_Entries provided_
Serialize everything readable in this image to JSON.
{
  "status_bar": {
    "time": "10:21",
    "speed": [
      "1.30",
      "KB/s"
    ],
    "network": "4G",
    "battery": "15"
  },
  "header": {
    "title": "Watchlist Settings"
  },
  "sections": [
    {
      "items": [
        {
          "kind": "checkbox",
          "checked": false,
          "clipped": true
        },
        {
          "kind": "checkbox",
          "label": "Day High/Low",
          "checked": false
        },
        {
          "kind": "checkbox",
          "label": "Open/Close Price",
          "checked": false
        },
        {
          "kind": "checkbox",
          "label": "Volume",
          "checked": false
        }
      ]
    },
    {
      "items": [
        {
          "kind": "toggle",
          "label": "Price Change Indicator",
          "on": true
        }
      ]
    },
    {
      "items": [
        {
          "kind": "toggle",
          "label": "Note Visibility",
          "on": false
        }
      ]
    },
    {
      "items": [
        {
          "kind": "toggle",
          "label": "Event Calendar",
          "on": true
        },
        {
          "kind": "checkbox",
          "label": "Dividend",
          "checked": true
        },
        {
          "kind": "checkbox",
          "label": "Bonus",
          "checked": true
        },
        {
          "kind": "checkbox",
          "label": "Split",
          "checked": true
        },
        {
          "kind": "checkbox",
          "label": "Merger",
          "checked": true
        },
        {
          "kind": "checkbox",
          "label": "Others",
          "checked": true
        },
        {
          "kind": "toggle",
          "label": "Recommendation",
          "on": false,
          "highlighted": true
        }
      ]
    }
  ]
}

_Task_
The entries above should be repeated exactly, every one of them.

_Response_
Serialize everything readable in this image to JSON.
{
  "status_bar": {
    "time": "10:21",
    "speed": [
      "1.30",
      "KB/s"
    ],
    "network": "4G",
    "battery": "15"
  },
  "header": {
    "title": "Watchlist Settings"
  },
  "sections": [
    {
      "items": [
        {
          "kind": "checkbox",
          "checked": false,
          "clipped": true
        },
        {
          "kind": "checkbox",
          "label": "Day High/Low",
          "checked": false
        },
        {
          "kind": "checkbox",
          "label": "Open/Close Price",
          "checked": false
        },
        {
          "kind": "checkbox",
          "label": "Volume",
          "checked": false
        }
      ]
    },
    {
      "items": [
        {
          "kind": "toggle",
          "label": "Price Change Indicator",
          "on": true
        }
      ]
    },
    {
      "items": [
        {
          "kind": "toggle",
          "label": "Note Visibility",
          "on": false
        }
      ]
    },
    {
      "items": [
        {
          "kind": "toggle",
          "label": "Event Calendar",
          "on": true
        },
        {
          "kind": "checkbox",
          "label": "Dividend",
          "checked": true
        },
        {
          "kind": "checkbox",
          "label": "Bonus",
          "checked": true
        },
        {
          "kind": "checkbox",
          "label": "Split",
          "checked": true
        },
        {
          "kind": "checkbox",
          "label": "Merger",
          "checked": true
        },
        {
          "kind": "checkbox",
          "label": "Others",
          "checked": true
        },
        {
          "kind": "toggle",
          "label": "Recommendation",
          "on": false,
          "highlighted": true
        }
      ]
    }
  ]
}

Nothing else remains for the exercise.